■ **Work to complete**:
Reproduce the records below in full and exactly, without their images.
··· Records to use
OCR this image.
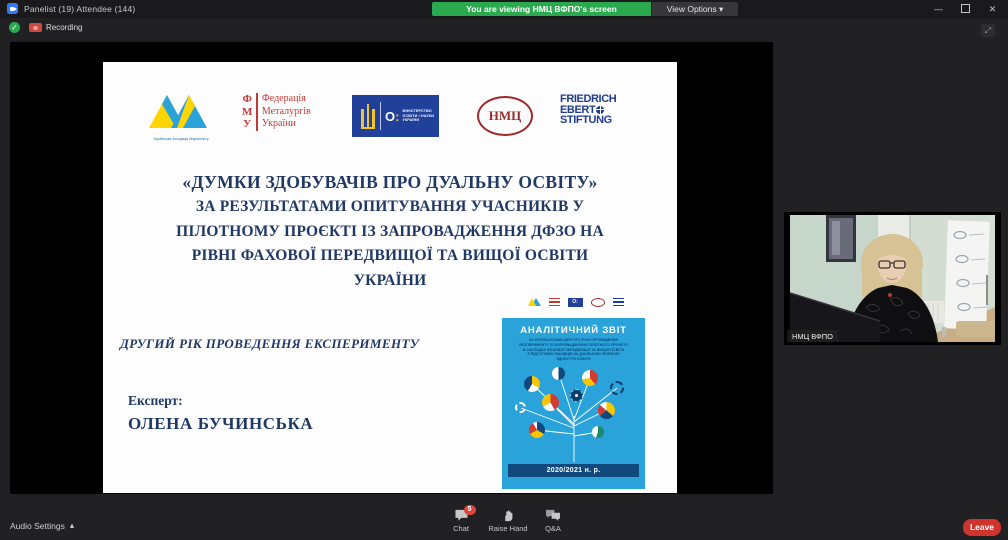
Panelist (19) Attendee (144)	You are viewing НМЦ ВФПО's screen	View Options ▾	—	✕
✓	Recording	⤢
Українська Асоціація Маркетингу
Ф
М
У
Федерація
Металургів
України	О : МІНІСТЕРСТВО
ОСВІТИ І НАУКИ
УКРАЇНИ	НМЦ
FRIEDRICH
EBERT
STIFTUNG
«ДУМКИ ЗДОБУВАЧІВ ПРО ДУАЛЬНУ ОСВІТУ»
ЗА РЕЗУЛЬТАТАМИ ОПИТУВАННЯ УЧАСНИКІВ У
ПІЛОТНОМУ ПРОЄКТІ ІЗ ЗАПРОВАДЖЕННЯ ДФЗО НА
РІВНІ ФАХОВОЇ ПЕРЕДВИЩОЇ ТА ВИЩОЇ ОСВІТИ
УКРАЇНИ
ДРУГИЙ РІК ПРОВЕДЕННЯ ЕКСПЕРИМЕНТУ
Експерт:
ОЛЕНА БУЧИНСЬКА
О:
АНАЛІТИЧНИЙ ЗВІТ
ЗА РЕЗУЛЬТАТАМИ ДРУГОГО РОКУ ПРОВЕДЕННЯ
ЕКСПЕРИМЕНТУ ІЗ ЗАПРОВАДЖЕННЯ ПІЛОТНОГО ПРОЄКТУ
В ЗАКЛАДАХ ФАХОВОЇ ПЕРЕДВИЩОЇ ТА ВИЩОЇ ОСВІТИ
З ПІДГОТОВКИ ФАХІВЦІВ ЗА ДУАЛЬНОЮ ФОРМОЮ
ЗДОБУТТЯ ОСВІТИ
2020/2021 н. р.
НМЦ ВФПО
Audio Settings ▴
5
Chat	Raise Hand Q&A	Leave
······
■ **Complete output**:
OCR this image.
Panelist (19) Attendee (144)	You are viewing НМЦ ВФПО's screen	View Options ▾	—	✕
✓	Recording	⤢
Українська Асоціація Маркетингу
Ф
М
У
Федерація
Металургів
України	О : МІНІСТЕРСТВО
ОСВІТИ І НАУКИ
УКРАЇНИ	НМЦ
FRIEDRICH
EBERT
STIFTUNG
«ДУМКИ ЗДОБУВАЧІВ ПРО ДУАЛЬНУ ОСВІТУ»
ЗА РЕЗУЛЬТАТАМИ ОПИТУВАННЯ УЧАСНИКІВ У
ПІЛОТНОМУ ПРОЄКТІ ІЗ ЗАПРОВАДЖЕННЯ ДФЗО НА
РІВНІ ФАХОВОЇ ПЕРЕДВИЩОЇ ТА ВИЩОЇ ОСВІТИ
УКРАЇНИ
ДРУГИЙ РІК ПРОВЕДЕННЯ ЕКСПЕРИМЕНТУ
Експерт:
ОЛЕНА БУЧИНСЬКА
О:
АНАЛІТИЧНИЙ ЗВІТ
ЗА РЕЗУЛЬТАТАМИ ДРУГОГО РОКУ ПРОВЕДЕННЯ
ЕКСПЕРИМЕНТУ ІЗ ЗАПРОВАДЖЕННЯ ПІЛОТНОГО ПРОЄКТУ
В ЗАКЛАДАХ ФАХОВОЇ ПЕРЕДВИЩОЇ ТА ВИЩОЇ ОСВІТИ
З ПІДГОТОВКИ ФАХІВЦІВ ЗА ДУАЛЬНОЮ ФОРМОЮ
ЗДОБУТТЯ ОСВІТИ
2020/2021 н. р.
НМЦ ВФПО
Audio Settings ▴
5
Chat	Raise Hand Q&A	Leave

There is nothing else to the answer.